___ Stored rows ___
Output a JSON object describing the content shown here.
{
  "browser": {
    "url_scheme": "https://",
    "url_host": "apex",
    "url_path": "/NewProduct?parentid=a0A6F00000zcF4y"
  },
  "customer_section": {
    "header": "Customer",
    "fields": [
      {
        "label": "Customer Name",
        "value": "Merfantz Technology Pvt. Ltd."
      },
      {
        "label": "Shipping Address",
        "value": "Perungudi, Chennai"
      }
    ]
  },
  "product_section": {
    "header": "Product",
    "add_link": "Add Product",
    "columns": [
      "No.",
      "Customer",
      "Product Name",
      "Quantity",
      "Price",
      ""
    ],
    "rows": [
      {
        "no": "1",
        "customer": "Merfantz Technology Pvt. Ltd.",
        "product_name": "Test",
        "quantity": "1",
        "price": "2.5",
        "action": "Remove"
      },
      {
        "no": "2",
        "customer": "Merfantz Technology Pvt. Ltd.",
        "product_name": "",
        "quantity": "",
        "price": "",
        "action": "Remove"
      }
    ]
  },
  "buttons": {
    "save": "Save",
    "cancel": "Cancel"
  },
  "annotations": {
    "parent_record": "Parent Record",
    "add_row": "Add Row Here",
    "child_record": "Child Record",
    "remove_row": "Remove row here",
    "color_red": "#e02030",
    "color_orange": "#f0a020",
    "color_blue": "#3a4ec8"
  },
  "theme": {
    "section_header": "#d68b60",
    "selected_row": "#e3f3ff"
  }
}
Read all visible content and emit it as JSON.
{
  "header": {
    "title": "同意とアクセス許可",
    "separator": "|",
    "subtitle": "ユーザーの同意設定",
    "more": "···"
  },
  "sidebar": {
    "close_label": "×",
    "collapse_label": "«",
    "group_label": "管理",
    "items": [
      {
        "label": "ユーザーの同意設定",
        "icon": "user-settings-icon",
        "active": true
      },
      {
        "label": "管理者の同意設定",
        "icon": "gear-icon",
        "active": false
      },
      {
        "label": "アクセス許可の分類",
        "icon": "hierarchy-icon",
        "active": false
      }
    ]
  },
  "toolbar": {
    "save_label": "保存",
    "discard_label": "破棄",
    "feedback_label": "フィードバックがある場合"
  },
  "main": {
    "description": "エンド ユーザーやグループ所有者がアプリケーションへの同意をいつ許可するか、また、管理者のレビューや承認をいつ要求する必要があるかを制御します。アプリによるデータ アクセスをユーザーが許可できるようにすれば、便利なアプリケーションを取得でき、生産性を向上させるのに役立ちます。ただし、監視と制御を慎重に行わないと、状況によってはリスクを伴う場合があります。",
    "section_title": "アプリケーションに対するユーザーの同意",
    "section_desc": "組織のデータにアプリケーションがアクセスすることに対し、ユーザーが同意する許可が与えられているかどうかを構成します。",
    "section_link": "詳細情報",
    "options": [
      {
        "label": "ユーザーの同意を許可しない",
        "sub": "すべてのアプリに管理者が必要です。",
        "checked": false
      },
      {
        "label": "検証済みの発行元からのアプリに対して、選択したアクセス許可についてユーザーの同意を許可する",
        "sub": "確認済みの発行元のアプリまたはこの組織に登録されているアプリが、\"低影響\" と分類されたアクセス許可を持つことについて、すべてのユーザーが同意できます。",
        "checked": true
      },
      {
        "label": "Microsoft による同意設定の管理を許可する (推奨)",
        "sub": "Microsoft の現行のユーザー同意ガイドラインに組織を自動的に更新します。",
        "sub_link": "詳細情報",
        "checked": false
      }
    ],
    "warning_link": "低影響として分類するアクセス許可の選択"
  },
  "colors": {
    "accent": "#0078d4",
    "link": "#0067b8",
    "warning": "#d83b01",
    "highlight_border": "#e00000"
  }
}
___
» **Work to do**: Repeat all the entries exactly as given.

» **Written reply**:
Output a JSON object describing the content shown here.
{
  "browser": {
    "url_scheme": "https://",
    "url_host": "apex",
    "url_path": "/NewProduct?parentid=a0A6F00000zcF4y"
  },
  "customer_section": {
    "header": "Customer",
    "fields": [
      {
        "label": "Customer Name",
        "value": "Merfantz Technology Pvt. Ltd."
      },
      {
        "label": "Shipping Address",
        "value": "Perungudi, Chennai"
      }
    ]
  },
  "product_section": {
    "header": "Product",
    "add_link": "Add Product",
    "columns": [
      "No.",
      "Customer",
      "Product Name",
      "Quantity",
      "Price",
      ""
    ],
    "rows": [
      {
        "no": "1",
        "customer": "Merfantz Technology Pvt. Ltd.",
        "product_name": "Test",
        "quantity": "1",
        "price": "2.5",
        "action": "Remove"
      },
      {
        "no": "2",
        "customer": "Merfantz Technology Pvt. Ltd.",
        "product_name": "",
        "quantity": "",
        "price": "",
        "action": "Remove"
      }
    ]
  },
  "buttons": {
    "save": "Save",
    "cancel": "Cancel"
  },
  "annotations": {
    "parent_record": "Parent Record",
    "add_row": "Add Row Here",
    "child_record": "Child Record",
    "remove_row": "Remove row here",
    "color_red": "#e02030",
    "color_orange": "#f0a020",
    "color_blue": "#3a4ec8"
  },
  "theme": {
    "section_header": "#d68b60",
    "selected_row": "#e3f3ff"
  }
}
Read all visible content and emit it as JSON.
{
  "header": {
    "title": "同意とアクセス許可",
    "separator": "|",
    "subtitle": "ユーザーの同意設定",
    "more": "···"
  },
  "sidebar": {
    "close_label": "×",
    "collapse_label": "«",
    "group_label": "管理",
    "items": [
      {
        "label": "ユーザーの同意設定",
        "icon": "user-settings-icon",
        "active": true
      },
      {
        "label": "管理者の同意設定",
        "icon": "gear-icon",
        "active": false
      },
      {
        "label": "アクセス許可の分類",
        "icon": "hierarchy-icon",
        "active": false
      }
    ]
  },
  "toolbar": {
    "save_label": "保存",
    "discard_label": "破棄",
    "feedback_label": "フィードバックがある場合"
  },
  "main": {
    "description": "エンド ユーザーやグループ所有者がアプリケーションへの同意をいつ許可するか、また、管理者のレビューや承認をいつ要求する必要があるかを制御します。アプリによるデータ アクセスをユーザーが許可できるようにすれば、便利なアプリケーションを取得でき、生産性を向上させるのに役立ちます。ただし、監視と制御を慎重に行わないと、状況によってはリスクを伴う場合があります。",
    "section_title": "アプリケーションに対するユーザーの同意",
    "section_desc": "組織のデータにアプリケーションがアクセスすることに対し、ユーザーが同意する許可が与えられているかどうかを構成します。",
    "section_link": "詳細情報",
    "options": [
      {
        "label": "ユーザーの同意を許可しない",
        "sub": "すべてのアプリに管理者が必要です。",
        "checked": false
      },
      {
        "label": "検証済みの発行元からのアプリに対して、選択したアクセス許可についてユーザーの同意を許可する",
        "sub": "確認済みの発行元のアプリまたはこの組織に登録されているアプリが、\"低影響\" と分類されたアクセス許可を持つことについて、すべてのユーザーが同意できます。",
        "checked": true
      },
      {
        "label": "Microsoft による同意設定の管理を許可する (推奨)",
        "sub": "Microsoft の現行のユーザー同意ガイドラインに組織を自動的に更新します。",
        "sub_link": "詳細情報",
        "checked": false
      }
    ],
    "warning_link": "低影響として分類するアクセス許可の選択"
  },
  "colors": {
    "accent": "#0078d4",
    "link": "#0067b8",
    "warning": "#d83b01",
    "highlight_border": "#e00000"
  }
}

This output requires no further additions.